## Start

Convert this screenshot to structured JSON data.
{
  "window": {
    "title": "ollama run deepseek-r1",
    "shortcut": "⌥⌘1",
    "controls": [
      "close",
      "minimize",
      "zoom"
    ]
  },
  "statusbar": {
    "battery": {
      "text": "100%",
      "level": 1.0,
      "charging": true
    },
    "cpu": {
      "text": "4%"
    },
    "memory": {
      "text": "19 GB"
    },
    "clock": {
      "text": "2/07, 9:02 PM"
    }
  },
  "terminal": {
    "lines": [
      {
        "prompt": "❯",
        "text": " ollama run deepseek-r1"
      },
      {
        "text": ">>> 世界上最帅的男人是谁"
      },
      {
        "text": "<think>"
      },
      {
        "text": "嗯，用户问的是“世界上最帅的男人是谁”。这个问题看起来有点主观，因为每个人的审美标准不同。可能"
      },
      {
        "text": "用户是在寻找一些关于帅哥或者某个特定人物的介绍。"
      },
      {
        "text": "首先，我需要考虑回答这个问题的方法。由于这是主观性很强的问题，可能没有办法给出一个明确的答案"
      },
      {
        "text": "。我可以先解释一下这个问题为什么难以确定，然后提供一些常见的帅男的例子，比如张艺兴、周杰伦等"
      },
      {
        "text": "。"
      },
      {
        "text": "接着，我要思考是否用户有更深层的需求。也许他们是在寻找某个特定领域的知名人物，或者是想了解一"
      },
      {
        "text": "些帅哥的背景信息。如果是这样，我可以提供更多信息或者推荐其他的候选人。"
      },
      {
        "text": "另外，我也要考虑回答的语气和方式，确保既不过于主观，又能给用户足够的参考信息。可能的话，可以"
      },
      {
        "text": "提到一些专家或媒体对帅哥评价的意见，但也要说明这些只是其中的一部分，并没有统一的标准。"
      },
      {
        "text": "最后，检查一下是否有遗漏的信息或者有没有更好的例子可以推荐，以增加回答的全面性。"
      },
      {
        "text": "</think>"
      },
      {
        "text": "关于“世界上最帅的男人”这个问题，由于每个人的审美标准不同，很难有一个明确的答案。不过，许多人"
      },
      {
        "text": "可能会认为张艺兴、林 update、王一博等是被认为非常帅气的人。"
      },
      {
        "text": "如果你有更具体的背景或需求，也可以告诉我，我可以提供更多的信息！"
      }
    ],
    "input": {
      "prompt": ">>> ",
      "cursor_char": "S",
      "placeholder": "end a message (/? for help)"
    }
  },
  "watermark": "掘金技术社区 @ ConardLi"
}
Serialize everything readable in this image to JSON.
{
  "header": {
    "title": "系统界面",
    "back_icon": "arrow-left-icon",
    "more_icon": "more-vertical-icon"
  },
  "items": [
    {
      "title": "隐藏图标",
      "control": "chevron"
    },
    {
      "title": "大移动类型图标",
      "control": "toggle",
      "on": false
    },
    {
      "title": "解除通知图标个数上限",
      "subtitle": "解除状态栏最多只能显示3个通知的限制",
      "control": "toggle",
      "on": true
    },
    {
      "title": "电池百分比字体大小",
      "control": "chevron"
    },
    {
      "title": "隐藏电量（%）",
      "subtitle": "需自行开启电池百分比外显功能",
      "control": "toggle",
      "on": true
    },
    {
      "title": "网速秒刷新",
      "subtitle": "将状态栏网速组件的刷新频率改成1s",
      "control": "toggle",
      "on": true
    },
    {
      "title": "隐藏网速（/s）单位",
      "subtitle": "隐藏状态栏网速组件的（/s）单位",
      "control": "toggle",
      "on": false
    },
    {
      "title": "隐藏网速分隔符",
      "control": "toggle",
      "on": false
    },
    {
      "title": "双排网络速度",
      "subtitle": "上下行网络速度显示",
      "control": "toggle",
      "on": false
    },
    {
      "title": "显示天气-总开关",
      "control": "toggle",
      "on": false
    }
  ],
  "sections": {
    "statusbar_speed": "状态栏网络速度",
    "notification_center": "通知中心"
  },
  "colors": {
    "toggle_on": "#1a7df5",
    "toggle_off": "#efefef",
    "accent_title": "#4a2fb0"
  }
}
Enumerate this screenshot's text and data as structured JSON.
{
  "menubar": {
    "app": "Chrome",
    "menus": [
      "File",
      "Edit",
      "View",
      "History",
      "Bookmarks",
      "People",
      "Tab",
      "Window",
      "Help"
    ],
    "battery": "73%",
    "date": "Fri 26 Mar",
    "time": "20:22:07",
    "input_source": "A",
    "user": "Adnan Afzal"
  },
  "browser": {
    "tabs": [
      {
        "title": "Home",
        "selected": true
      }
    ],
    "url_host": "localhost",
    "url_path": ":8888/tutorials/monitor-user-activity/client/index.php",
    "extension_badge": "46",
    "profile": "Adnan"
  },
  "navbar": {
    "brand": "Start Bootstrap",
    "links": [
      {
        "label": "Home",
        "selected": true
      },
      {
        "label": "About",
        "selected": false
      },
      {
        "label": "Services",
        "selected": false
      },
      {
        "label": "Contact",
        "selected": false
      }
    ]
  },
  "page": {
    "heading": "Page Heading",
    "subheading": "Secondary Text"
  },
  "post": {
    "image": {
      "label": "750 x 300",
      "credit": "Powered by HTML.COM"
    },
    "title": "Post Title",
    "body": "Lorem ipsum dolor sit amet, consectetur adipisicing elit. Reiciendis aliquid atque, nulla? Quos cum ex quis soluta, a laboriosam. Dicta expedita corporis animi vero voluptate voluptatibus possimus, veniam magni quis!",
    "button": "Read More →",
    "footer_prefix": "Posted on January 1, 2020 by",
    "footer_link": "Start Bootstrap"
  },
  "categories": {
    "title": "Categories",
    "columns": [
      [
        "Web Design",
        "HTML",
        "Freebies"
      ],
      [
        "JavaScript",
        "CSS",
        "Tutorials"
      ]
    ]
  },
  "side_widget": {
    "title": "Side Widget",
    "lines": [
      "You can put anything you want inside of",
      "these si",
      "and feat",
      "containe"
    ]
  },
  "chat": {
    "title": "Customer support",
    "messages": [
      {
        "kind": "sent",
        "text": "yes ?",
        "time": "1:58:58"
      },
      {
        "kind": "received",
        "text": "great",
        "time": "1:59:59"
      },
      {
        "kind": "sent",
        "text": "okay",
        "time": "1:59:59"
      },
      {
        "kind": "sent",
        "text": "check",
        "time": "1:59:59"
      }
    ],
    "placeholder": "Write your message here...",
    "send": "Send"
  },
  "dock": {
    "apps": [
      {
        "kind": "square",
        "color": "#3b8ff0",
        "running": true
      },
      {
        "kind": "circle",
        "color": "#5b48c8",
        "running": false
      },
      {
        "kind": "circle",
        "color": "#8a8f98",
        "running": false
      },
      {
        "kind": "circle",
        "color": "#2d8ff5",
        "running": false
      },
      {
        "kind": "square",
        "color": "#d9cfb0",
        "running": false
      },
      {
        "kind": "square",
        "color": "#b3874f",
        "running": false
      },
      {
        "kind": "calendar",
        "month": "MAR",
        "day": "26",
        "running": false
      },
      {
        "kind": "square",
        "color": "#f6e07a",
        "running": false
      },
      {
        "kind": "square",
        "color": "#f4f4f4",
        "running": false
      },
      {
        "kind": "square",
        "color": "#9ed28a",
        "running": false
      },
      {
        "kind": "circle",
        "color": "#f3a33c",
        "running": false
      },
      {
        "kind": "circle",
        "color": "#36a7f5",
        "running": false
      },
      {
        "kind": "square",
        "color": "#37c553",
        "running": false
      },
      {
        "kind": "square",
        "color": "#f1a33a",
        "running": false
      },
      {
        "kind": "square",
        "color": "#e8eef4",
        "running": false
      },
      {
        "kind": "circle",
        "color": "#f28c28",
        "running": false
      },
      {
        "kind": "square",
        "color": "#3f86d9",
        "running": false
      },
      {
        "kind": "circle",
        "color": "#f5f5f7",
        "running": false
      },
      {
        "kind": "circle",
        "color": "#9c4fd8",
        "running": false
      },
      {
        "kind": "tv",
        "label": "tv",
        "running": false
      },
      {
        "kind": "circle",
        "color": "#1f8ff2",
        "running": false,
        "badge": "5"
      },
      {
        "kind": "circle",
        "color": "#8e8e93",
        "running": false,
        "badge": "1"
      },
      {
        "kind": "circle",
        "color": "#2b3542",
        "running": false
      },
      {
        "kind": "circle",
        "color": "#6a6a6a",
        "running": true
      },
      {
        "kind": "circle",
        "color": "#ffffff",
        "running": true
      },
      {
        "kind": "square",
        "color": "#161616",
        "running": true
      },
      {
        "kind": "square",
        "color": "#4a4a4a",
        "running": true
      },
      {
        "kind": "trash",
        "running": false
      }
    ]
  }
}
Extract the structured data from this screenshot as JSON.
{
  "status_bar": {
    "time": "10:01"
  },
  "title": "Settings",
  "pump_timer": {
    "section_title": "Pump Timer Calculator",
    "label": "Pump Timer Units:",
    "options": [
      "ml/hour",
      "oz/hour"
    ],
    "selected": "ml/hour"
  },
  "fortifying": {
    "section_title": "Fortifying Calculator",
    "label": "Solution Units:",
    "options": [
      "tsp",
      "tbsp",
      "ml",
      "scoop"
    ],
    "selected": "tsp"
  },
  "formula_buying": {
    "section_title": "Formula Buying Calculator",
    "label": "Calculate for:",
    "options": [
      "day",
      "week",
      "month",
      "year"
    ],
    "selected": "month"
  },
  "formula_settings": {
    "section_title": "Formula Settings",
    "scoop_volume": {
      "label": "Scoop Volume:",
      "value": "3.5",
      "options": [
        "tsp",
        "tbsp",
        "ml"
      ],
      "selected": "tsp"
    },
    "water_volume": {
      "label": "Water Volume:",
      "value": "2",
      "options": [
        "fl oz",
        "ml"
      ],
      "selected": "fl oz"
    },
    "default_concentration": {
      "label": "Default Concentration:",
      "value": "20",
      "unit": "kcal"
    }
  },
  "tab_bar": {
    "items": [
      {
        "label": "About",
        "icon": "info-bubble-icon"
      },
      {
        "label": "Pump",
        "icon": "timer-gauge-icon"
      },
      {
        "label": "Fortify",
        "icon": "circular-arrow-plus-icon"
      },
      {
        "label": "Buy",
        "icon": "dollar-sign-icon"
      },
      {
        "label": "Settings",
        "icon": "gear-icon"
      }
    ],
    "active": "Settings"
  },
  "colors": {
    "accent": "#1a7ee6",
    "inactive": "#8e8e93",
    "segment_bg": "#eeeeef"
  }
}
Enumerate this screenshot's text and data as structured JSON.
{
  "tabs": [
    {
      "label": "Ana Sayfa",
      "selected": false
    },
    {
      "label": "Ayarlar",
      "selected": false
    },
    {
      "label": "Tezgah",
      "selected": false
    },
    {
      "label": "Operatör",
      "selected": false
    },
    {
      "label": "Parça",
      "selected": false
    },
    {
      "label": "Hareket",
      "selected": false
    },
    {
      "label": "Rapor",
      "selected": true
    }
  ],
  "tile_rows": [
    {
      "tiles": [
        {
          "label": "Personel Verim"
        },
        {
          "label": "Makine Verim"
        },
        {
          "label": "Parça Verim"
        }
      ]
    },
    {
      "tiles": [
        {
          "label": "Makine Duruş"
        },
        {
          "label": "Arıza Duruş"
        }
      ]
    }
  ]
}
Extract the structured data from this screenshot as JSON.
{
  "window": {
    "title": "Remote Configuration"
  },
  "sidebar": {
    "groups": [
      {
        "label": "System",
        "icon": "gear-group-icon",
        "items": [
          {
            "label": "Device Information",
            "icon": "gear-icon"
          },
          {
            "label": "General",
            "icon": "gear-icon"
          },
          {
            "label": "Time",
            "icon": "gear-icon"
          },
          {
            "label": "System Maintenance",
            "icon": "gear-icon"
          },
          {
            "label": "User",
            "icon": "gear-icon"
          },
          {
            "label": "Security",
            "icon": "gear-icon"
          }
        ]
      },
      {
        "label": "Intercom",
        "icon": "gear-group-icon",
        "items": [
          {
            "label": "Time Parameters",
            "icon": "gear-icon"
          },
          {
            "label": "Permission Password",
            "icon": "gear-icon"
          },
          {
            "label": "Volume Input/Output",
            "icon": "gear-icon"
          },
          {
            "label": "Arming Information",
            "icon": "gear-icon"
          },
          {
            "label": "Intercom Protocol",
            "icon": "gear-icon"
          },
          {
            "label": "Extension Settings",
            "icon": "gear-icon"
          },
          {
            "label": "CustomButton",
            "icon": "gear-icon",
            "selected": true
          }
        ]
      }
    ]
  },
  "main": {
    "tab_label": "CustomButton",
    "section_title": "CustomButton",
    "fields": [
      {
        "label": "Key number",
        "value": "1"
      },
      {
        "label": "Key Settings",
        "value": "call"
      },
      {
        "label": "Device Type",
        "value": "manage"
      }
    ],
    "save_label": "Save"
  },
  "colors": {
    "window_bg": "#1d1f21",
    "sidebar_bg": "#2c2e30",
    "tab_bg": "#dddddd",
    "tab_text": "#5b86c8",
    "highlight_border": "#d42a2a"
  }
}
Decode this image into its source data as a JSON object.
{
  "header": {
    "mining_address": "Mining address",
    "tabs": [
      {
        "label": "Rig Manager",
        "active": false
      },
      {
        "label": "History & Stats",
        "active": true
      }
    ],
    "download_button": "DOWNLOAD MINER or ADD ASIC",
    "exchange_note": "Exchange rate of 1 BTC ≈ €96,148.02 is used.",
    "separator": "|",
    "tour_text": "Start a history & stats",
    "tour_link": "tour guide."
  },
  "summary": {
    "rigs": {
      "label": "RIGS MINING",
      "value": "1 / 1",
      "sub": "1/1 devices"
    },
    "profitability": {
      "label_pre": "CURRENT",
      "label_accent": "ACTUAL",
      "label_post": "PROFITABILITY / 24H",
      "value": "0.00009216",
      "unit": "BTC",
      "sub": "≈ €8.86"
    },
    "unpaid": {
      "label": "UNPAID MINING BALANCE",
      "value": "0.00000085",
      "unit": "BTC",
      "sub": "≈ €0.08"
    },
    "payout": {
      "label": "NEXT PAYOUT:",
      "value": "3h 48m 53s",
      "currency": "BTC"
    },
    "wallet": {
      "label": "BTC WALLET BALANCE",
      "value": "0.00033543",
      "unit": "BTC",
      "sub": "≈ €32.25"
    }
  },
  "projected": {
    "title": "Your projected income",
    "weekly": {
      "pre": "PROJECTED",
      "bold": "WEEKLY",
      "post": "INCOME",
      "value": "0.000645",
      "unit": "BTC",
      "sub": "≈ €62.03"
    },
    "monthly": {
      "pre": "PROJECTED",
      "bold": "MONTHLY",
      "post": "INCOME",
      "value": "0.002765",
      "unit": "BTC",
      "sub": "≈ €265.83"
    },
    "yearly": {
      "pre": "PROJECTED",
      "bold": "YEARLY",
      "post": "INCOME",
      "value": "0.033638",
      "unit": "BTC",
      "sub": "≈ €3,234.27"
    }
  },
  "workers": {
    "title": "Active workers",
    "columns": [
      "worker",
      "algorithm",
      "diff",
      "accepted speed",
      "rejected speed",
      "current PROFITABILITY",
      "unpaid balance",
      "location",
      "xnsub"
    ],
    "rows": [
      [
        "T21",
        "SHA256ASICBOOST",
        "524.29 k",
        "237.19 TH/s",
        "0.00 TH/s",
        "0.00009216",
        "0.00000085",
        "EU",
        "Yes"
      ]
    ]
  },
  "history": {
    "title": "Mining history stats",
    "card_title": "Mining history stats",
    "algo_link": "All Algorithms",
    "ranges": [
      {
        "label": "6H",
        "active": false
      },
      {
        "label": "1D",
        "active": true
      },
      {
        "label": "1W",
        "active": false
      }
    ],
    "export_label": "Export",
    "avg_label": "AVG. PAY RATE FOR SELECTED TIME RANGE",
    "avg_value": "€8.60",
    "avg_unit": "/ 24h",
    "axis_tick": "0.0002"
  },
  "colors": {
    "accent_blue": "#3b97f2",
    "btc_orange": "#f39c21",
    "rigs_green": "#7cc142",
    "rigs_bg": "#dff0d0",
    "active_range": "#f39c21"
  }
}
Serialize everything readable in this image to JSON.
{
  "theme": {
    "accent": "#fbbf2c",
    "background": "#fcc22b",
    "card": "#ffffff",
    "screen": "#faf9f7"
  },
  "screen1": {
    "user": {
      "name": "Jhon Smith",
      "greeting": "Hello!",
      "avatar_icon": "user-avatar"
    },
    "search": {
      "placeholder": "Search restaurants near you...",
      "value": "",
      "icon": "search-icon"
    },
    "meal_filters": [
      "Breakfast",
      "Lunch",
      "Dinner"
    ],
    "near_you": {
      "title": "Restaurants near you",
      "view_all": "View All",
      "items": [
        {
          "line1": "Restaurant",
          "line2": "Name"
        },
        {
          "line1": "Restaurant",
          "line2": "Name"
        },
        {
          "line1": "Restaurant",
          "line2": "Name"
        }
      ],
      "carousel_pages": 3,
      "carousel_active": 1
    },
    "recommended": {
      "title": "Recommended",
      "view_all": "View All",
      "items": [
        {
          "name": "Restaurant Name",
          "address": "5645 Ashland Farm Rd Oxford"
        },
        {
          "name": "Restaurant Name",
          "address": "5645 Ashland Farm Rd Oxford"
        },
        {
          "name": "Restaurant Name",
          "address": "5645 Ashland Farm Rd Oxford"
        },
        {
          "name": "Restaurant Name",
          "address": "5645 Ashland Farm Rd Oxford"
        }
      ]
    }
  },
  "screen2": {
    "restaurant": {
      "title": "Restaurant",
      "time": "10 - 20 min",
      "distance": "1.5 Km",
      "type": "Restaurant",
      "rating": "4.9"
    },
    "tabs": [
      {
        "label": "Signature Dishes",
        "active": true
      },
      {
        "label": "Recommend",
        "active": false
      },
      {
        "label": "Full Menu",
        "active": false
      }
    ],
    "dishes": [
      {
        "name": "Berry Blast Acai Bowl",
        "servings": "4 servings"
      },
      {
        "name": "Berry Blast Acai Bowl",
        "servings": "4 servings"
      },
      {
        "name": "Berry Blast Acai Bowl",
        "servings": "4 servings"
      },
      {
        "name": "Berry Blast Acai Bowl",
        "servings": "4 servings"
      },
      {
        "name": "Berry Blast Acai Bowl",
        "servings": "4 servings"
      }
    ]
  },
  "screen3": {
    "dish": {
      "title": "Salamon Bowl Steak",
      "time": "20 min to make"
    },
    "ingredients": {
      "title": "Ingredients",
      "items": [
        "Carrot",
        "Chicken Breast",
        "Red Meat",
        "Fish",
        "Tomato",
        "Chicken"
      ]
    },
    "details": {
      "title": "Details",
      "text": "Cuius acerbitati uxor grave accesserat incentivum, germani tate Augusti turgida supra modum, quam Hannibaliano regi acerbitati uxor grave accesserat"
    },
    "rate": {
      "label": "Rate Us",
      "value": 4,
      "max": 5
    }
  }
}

## End

What you will do: Wherever "deepseek" shows up in a line, copy that line.

Solution for this task:
    "title": "ollama run deepseek-r1",
        "text": " ollama run deepseek-r1"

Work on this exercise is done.